(WHAT TO WORK ON) Check each line of the records below and collect those holding "down".

(Saved data entries)
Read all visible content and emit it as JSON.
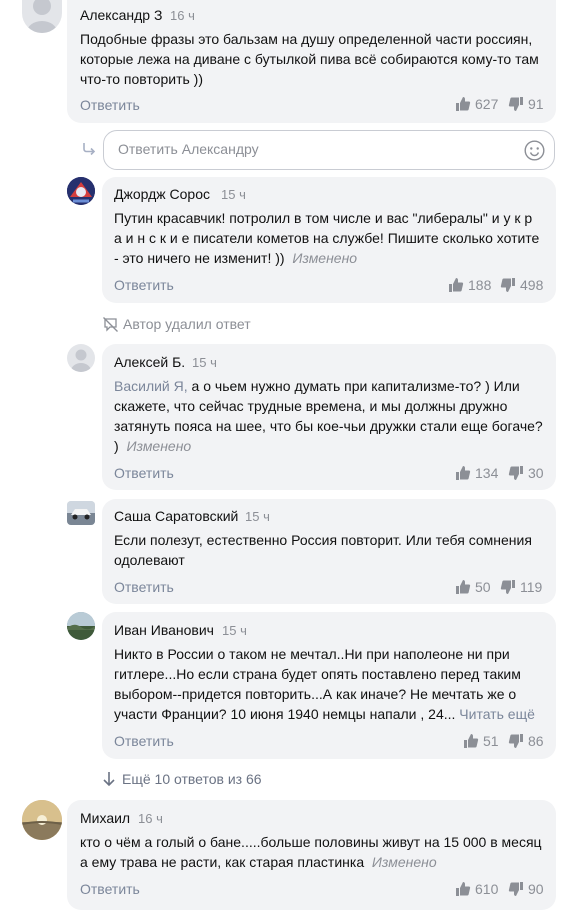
{
  "comments": [
    {
      "author": "Александр З",
      "time": "16 ч",
      "lines": [
        "Подобные фразы это бальзам на душу определенной части россиян,",
        "которые лежа на диване с бутылкой пива всё собираются кому-то там",
        "что-то повторить ))"
      ],
      "reply": "Ответить",
      "likes": "627",
      "dislikes": "91"
    },
    {
      "author": "Джордж Сорос",
      "time": "15 ч",
      "lines": [
        "Путин красавчик! потролил в том числе и вас \"либералы\" и у к р",
        "а и н с к и е писатели кометов на службе! Пишите сколько хотите",
        "- это ничего не изменит! ))"
      ],
      "edited": "Изменено",
      "reply": "Ответить",
      "likes": "188",
      "dislikes": "498"
    },
    {
      "author": "Алексей Б.",
      "time": "15 ч",
      "mention": "Василий Я,",
      "lines": [
        " а о чьем нужно думать при капитализме-то? ) Или",
        "скажете, что сейчас трудные времена, и мы должны дружно",
        "затянуть пояса на шее, что бы кое-чьи дружки стали еще богаче?",
        ")"
      ],
      "edited": "Изменено",
      "reply": "Ответить",
      "likes": "134",
      "dislikes": "30"
    },
    {
      "author": "Саша Саратовский",
      "time": "15 ч",
      "lines": [
        "Если полезут, естественно Россия повторит. Или тебя сомнения",
        "одолевают"
      ],
      "reply": "Ответить",
      "likes": "50",
      "dislikes": "119"
    },
    {
      "author": "Иван Иванович",
      "time": "15 ч",
      "lines": [
        "Никто в России о таком не мечтал..Ни при наполеоне ни при",
        "гитлере...Но если страна будет опять поставлено перед таким",
        "выбором--придется повторить...А как иначе?  Не мечтать же о",
        "участи Франции? 10 июня 1940 немцы напали , 24..."
      ],
      "read_more": "Читать ещё",
      "reply": "Ответить",
      "likes": "51",
      "dislikes": "86"
    },
    {
      "author": "Михаил",
      "time": "16 ч",
      "lines": [
        "кто о чём а голый о бане.....больше половины живут на 15 000 в месяц",
        "а ему трава не расти, как старая пластинка"
      ],
      "edited": "Изменено",
      "reply": "Ответить",
      "likes": "610",
      "dislikes": "90"
    }
  ],
  "reply_box": {
    "placeholder": "Ответить Александру"
  },
  "deleted_notice": "Автор удалил ответ",
  "more_replies": "Ещё 10 ответов из 66",
  "icons": {
    "like": "thumbs-up-icon",
    "dislike": "thumbs-down-icon",
    "emoji": "smile-icon",
    "reply_arrow": "reply-arrow-icon",
    "deleted": "deleted-comment-icon",
    "more": "arrow-down-icon"
  },
  "colors": {
    "bubble": "#f2f3f5",
    "link": "#7b869a",
    "muted": "#8c8f96"
  }
}
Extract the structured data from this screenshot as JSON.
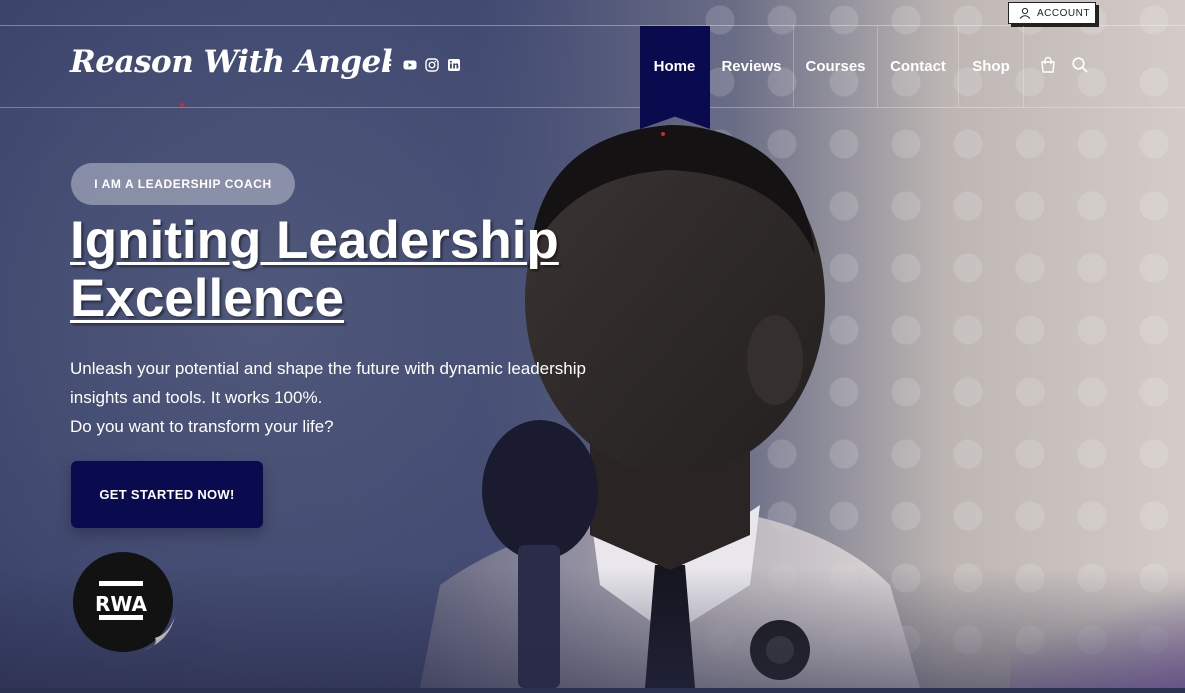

(FINAL RESULT)
    "dislike": "thumbs-down-icon",
    "more": "arrow-down-icon"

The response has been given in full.